Skip every picture and transcribe the remaining material exactly.

════════

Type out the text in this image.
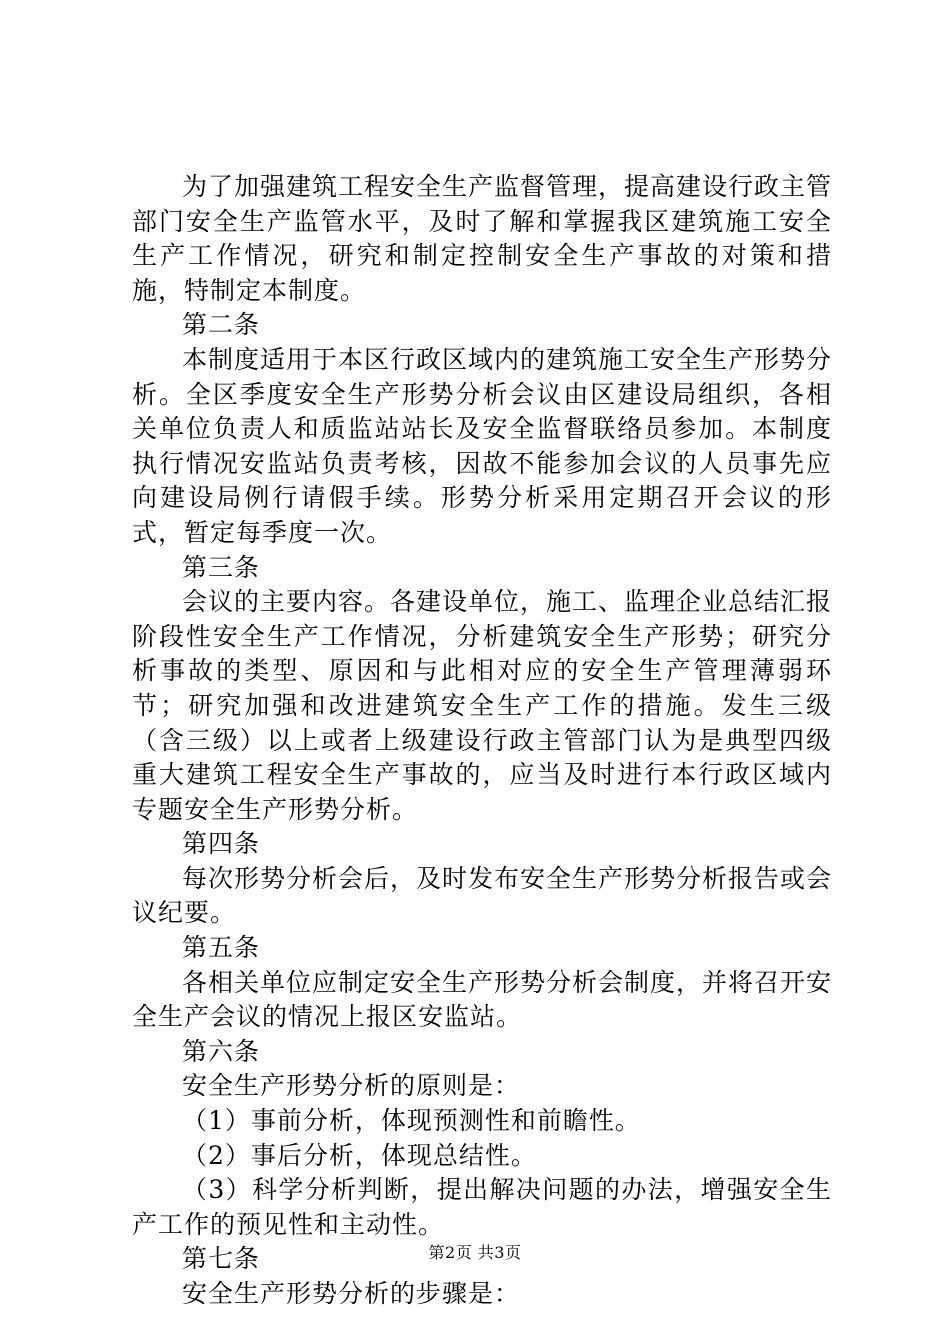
为了加强建筑工程安全生产监督管理，提高建设行政主管部门安全生产监管水平，及时了解和掌握我区建筑施工安全生产工作情况，研究和制定控制安全生产事故的对策和措施，特制定本制度。

第二条

本制度适用于本区行政区域内的建筑施工安全生产形势分析。全区季度安全生产形势分析会议由区建设局组织，各相关单位负责人和质监站站长及安全监督联络员参加。本制度执行情况安监站负责考核，因故不能参加会议的人员事先应向建设局例行请假手续。形势分析采用定期召开会议的形式，暂定每季度一次。

第三条

会议的主要内容。各建设单位，施工、监理企业总结汇报阶段性安全生产工作情况，分析建筑安全生产形势；研究分析事故的类型、原因和与此相对应的安全生产管理薄弱环节；研究加强和改进建筑安全生产工作的措施。发生三级（含三级）以上或者上级建设行政主管部门认为是典型四级重大建筑工程安全生产事故的，应当及时进行本行政区域内专题安全生产形势分析。

第四条

每次形势分析会后，及时发布安全生产形势分析报告或会议纪要。

第五条

各相关单位应制定安全生产形势分析会制度，并将召开安全生产会议的情况上报区安监站。

第六条

安全生产形势分析的原则是：

（1）事前分析，体现预测性和前瞻性。

（2）事后分析，体现总结性。

（3）科学分析判断，提出解决问题的办法，增强安全生产工作的预见性和主动性。

第七条

安全生产形势分析的步骤是：

第2页 共3页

════════

Response:
Type out the text in this image.
为了加强建筑工程安全生产监督管理，提高建设行政主管部门安全生产监管水平，及时了解和掌握我区建筑施工安全生产工作情况，研究和制定控制安全生产事故的对策和措施，特制定本制度。

第二条

本制度适用于本区行政区域内的建筑施工安全生产形势分析。全区季度安全生产形势分析会议由区建设局组织，各相关单位负责人和质监站站长及安全监督联络员参加。本制度执行情况安监站负责考核，因故不能参加会议的人员事先应向建设局例行请假手续。形势分析采用定期召开会议的形式，暂定每季度一次。

第三条

会议的主要内容。各建设单位，施工、监理企业总结汇报阶段性安全生产工作情况，分析建筑安全生产形势；研究分析事故的类型、原因和与此相对应的安全生产管理薄弱环节；研究加强和改进建筑安全生产工作的措施。发生三级（含三级）以上或者上级建设行政主管部门认为是典型四级重大建筑工程安全生产事故的，应当及时进行本行政区域内专题安全生产形势分析。

第四条

每次形势分析会后，及时发布安全生产形势分析报告或会议纪要。

第五条

各相关单位应制定安全生产形势分析会制度，并将召开安全生产会议的情况上报区安监站。

第六条

安全生产形势分析的原则是：

（1）事前分析，体现预测性和前瞻性。

（2）事后分析，体现总结性。

（3）科学分析判断，提出解决问题的办法，增强安全生产工作的预见性和主动性。

第七条

安全生产形势分析的步骤是：

第2页 共3页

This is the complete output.